Goal — All entries are to be given again verbatim.

Dataset items
◇ ◇ ◇ ◇ ◇ ◇ ◇

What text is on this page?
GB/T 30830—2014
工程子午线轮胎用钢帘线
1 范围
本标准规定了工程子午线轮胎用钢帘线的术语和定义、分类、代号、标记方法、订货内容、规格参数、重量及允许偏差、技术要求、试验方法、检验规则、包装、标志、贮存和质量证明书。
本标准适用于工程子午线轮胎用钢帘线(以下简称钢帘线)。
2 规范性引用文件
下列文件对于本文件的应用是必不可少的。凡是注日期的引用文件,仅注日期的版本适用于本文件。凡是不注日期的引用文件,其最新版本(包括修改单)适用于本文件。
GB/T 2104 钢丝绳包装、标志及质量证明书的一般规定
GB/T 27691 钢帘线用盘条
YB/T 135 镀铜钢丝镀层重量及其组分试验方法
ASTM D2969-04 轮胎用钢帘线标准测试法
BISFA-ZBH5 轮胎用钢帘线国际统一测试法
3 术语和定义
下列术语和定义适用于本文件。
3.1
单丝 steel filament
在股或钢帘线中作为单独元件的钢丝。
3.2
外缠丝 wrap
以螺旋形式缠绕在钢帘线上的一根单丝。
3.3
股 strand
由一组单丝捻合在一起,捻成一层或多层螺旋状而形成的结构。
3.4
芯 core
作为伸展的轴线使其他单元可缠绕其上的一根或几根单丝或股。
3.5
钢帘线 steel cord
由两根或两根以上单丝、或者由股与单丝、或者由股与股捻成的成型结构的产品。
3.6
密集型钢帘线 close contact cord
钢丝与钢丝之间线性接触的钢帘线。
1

◇ ◇ ◇ ◇ ◇ ◇ ◇

Solution to this problem —
What text is on this page?
GB/T 30830—2014
工程子午线轮胎用钢帘线
1 范围
本标准规定了工程子午线轮胎用钢帘线的术语和定义、分类、代号、标记方法、订货内容、规格参数、重量及允许偏差、技术要求、试验方法、检验规则、包装、标志、贮存和质量证明书。
本标准适用于工程子午线轮胎用钢帘线(以下简称钢帘线)。
2 规范性引用文件
下列文件对于本文件的应用是必不可少的。凡是注日期的引用文件,仅注日期的版本适用于本文件。凡是不注日期的引用文件,其最新版本(包括修改单)适用于本文件。
GB/T 2104 钢丝绳包装、标志及质量证明书的一般规定
GB/T 27691 钢帘线用盘条
YB/T 135 镀铜钢丝镀层重量及其组分试验方法
ASTM D2969-04 轮胎用钢帘线标准测试法
BISFA-ZBH5 轮胎用钢帘线国际统一测试法
3 术语和定义
下列术语和定义适用于本文件。
3.1
单丝 steel filament
在股或钢帘线中作为单独元件的钢丝。
3.2
外缠丝 wrap
以螺旋形式缠绕在钢帘线上的一根单丝。
3.3
股 strand
由一组单丝捻合在一起,捻成一层或多层螺旋状而形成的结构。
3.4
芯 core
作为伸展的轴线使其他单元可缠绕其上的一根或几根单丝或股。
3.5
钢帘线 steel cord
由两根或两根以上单丝、或者由股与单丝、或者由股与股捻成的成型结构的产品。
3.6
密集型钢帘线 close contact cord
钢丝与钢丝之间线性接触的钢帘线。
1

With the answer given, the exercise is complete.